* _Figure record listings_
^^^^^^^^^^^^^^^^

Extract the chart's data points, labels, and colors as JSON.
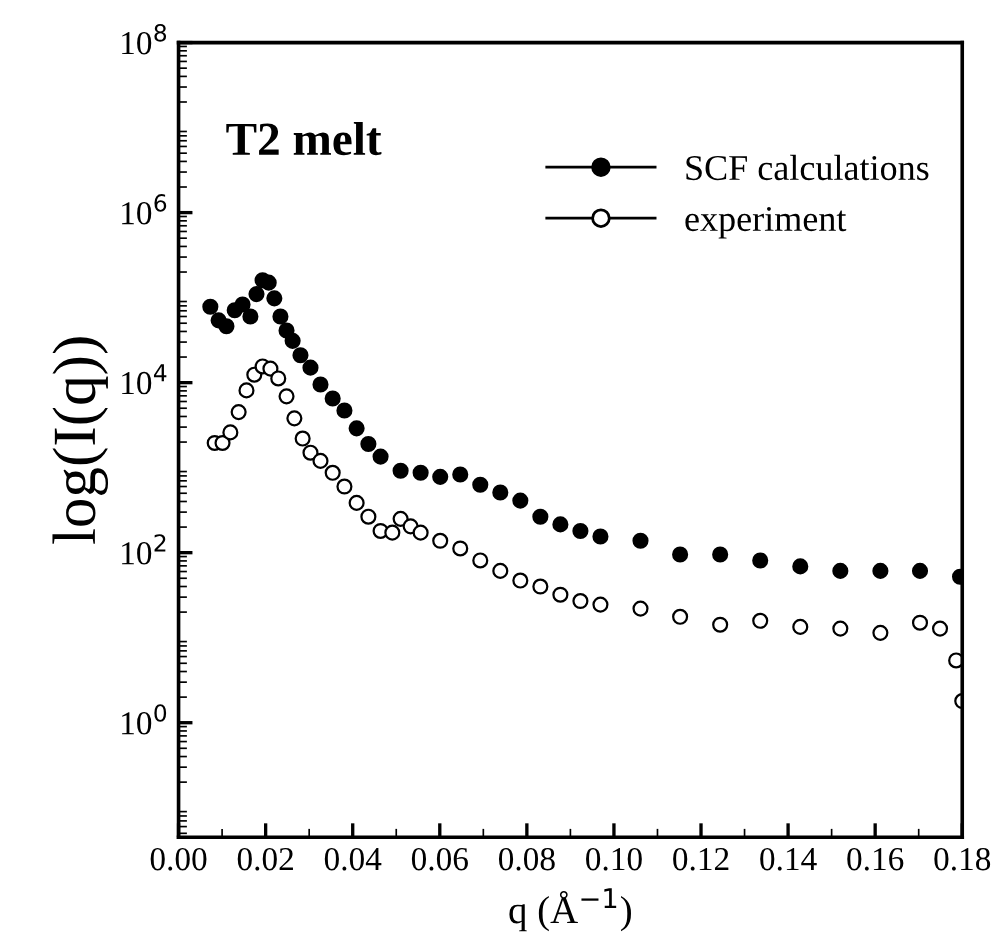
{
  "chart_data": {
    "type": "scatter",
    "title": "T2 melt",
    "xlabel": "q (Å$^{−1}$)",
    "ylabel": "log(I(q))",
    "log": "y",
    "legend": "top right",
    "grid": false,
    "xlim": [
      0.0,
      0.18
    ],
    "xticks": [
      {
        "value": 0.0,
        "label": "0.00"
      },
      {
        "value": 0.02,
        "label": "0.02"
      },
      {
        "value": 0.04,
        "label": "0.04"
      },
      {
        "value": 0.06,
        "label": "0.06"
      },
      {
        "value": 0.08,
        "label": "0.08"
      },
      {
        "value": 0.1,
        "label": "0.10"
      },
      {
        "value": 0.12,
        "label": "0.12"
      },
      {
        "value": 0.14,
        "label": "0.14"
      },
      {
        "value": 0.16,
        "label": "0.16"
      },
      {
        "value": 0.18,
        "label": "0.18"
      }
    ],
    "ylim": [
      0.045,
      100000000
    ],
    "yticks": [
      {
        "value": 1,
        "label": "10$^{0}$"
      },
      {
        "value": 100,
        "label": "10$^{2}$"
      },
      {
        "value": 10000,
        "label": "10$^{4}$"
      },
      {
        "value": 1000000,
        "label": "10$^{6}$"
      },
      {
        "value": 100000000,
        "label": "10$^{8}$"
      }
    ],
    "series": [
      {
        "name": "SCF calculations",
        "color": "#000000",
        "marker": "circle",
        "x": [
          0.0073,
          0.0092,
          0.011,
          0.0129,
          0.0147,
          0.0165,
          0.0179,
          0.0193,
          0.0207,
          0.022,
          0.0234,
          0.0248,
          0.0262,
          0.028,
          0.0303,
          0.0326,
          0.0354,
          0.0381,
          0.0409,
          0.0436,
          0.0464,
          0.051,
          0.0556,
          0.0601,
          0.0647,
          0.0693,
          0.0739,
          0.0785,
          0.0831,
          0.0877,
          0.0923,
          0.0969,
          0.1061,
          0.1152,
          0.1244,
          0.1336,
          0.1428,
          0.152,
          0.1612,
          0.1703,
          0.1795
        ],
        "values": [
          78000,
          54000,
          46000,
          71000,
          83000,
          60000,
          110000,
          160000,
          150000,
          98000,
          60000,
          41000,
          31000,
          21000,
          15000,
          9500,
          6500,
          4700,
          2900,
          1900,
          1350,
          920,
          870,
          780,
          830,
          630,
          510,
          410,
          265,
          215,
          180,
          155,
          138,
          95,
          95,
          81,
          69,
          61,
          61,
          61,
          52
        ]
      },
      {
        "name": "experiment",
        "color": "#ffffff",
        "marker": "circle",
        "x": [
          0.0083,
          0.0101,
          0.0119,
          0.0138,
          0.0156,
          0.0174,
          0.0193,
          0.0211,
          0.0229,
          0.0248,
          0.0266,
          0.0285,
          0.0303,
          0.0326,
          0.0354,
          0.0381,
          0.0409,
          0.0436,
          0.0464,
          0.0491,
          0.051,
          0.0533,
          0.0556,
          0.0601,
          0.0647,
          0.0693,
          0.0739,
          0.0785,
          0.0831,
          0.0877,
          0.0923,
          0.0969,
          0.1061,
          0.1152,
          0.1244,
          0.1336,
          0.1428,
          0.152,
          0.1612,
          0.1703,
          0.1749,
          0.1786,
          0.18
        ],
        "values": [
          1950,
          1950,
          2600,
          4500,
          8100,
          12400,
          15500,
          14600,
          11200,
          6900,
          3800,
          2200,
          1500,
          1200,
          870,
          600,
          385,
          265,
          180,
          172,
          250,
          204,
          172,
          138,
          112,
          81,
          61,
          47,
          40,
          32,
          27,
          24.5,
          22,
          17.6,
          14.2,
          15.8,
          13.4,
          12.8,
          11.4,
          15,
          12.8,
          5.4,
          1.8
        ]
      }
    ]
  }
}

^^^^^^^^^^^^^^^^

* _Directions for this task_
Quote the material word for word, dropping any images it holds.

* _Task result_
Extract the chart's data points, labels, and colors as JSON.
{
  "chart_data": {
    "type": "scatter",
    "title": "T2 melt",
    "xlabel": "q (Å$^{−1}$)",
    "ylabel": "log(I(q))",
    "log": "y",
    "legend": "top right",
    "grid": false,
    "xlim": [
      0.0,
      0.18
    ],
    "xticks": [
      {
        "value": 0.0,
        "label": "0.00"
      },
      {
        "value": 0.02,
        "label": "0.02"
      },
      {
        "value": 0.04,
        "label": "0.04"
      },
      {
        "value": 0.06,
        "label": "0.06"
      },
      {
        "value": 0.08,
        "label": "0.08"
      },
      {
        "value": 0.1,
        "label": "0.10"
      },
      {
        "value": 0.12,
        "label": "0.12"
      },
      {
        "value": 0.14,
        "label": "0.14"
      },
      {
        "value": 0.16,
        "label": "0.16"
      },
      {
        "value": 0.18,
        "label": "0.18"
      }
    ],
    "ylim": [
      0.045,
      100000000
    ],
    "yticks": [
      {
        "value": 1,
        "label": "10$^{0}$"
      },
      {
        "value": 100,
        "label": "10$^{2}$"
      },
      {
        "value": 10000,
        "label": "10$^{4}$"
      },
      {
        "value": 1000000,
        "label": "10$^{6}$"
      },
      {
        "value": 100000000,
        "label": "10$^{8}$"
      }
    ],
    "series": [
      {
        "name": "SCF calculations",
        "color": "#000000",
        "marker": "circle",
        "x": [
          0.0073,
          0.0092,
          0.011,
          0.0129,
          0.0147,
          0.0165,
          0.0179,
          0.0193,
          0.0207,
          0.022,
          0.0234,
          0.0248,
          0.0262,
          0.028,
          0.0303,
          0.0326,
          0.0354,
          0.0381,
          0.0409,
          0.0436,
          0.0464,
          0.051,
          0.0556,
          0.0601,
          0.0647,
          0.0693,
          0.0739,
          0.0785,
          0.0831,
          0.0877,
          0.0923,
          0.0969,
          0.1061,
          0.1152,
          0.1244,
          0.1336,
          0.1428,
          0.152,
          0.1612,
          0.1703,
          0.1795
        ],
        "values": [
          78000,
          54000,
          46000,
          71000,
          83000,
          60000,
          110000,
          160000,
          150000,
          98000,
          60000,
          41000,
          31000,
          21000,
          15000,
          9500,
          6500,
          4700,
          2900,
          1900,
          1350,
          920,
          870,
          780,
          830,
          630,
          510,
          410,
          265,
          215,
          180,
          155,
          138,
          95,
          95,
          81,
          69,
          61,
          61,
          61,
          52
        ]
      },
      {
        "name": "experiment",
        "color": "#ffffff",
        "marker": "circle",
        "x": [
          0.0083,
          0.0101,
          0.0119,
          0.0138,
          0.0156,
          0.0174,
          0.0193,
          0.0211,
          0.0229,
          0.0248,
          0.0266,
          0.0285,
          0.0303,
          0.0326,
          0.0354,
          0.0381,
          0.0409,
          0.0436,
          0.0464,
          0.0491,
          0.051,
          0.0533,
          0.0556,
          0.0601,
          0.0647,
          0.0693,
          0.0739,
          0.0785,
          0.0831,
          0.0877,
          0.0923,
          0.0969,
          0.1061,
          0.1152,
          0.1244,
          0.1336,
          0.1428,
          0.152,
          0.1612,
          0.1703,
          0.1749,
          0.1786,
          0.18
        ],
        "values": [
          1950,
          1950,
          2600,
          4500,
          8100,
          12400,
          15500,
          14600,
          11200,
          6900,
          3800,
          2200,
          1500,
          1200,
          870,
          600,
          385,
          265,
          180,
          172,
          250,
          204,
          172,
          138,
          112,
          81,
          61,
          47,
          40,
          32,
          27,
          24.5,
          22,
          17.6,
          14.2,
          15.8,
          13.4,
          12.8,
          11.4,
          15,
          12.8,
          5.4,
          1.8
        ]
      }
    ]
  }
}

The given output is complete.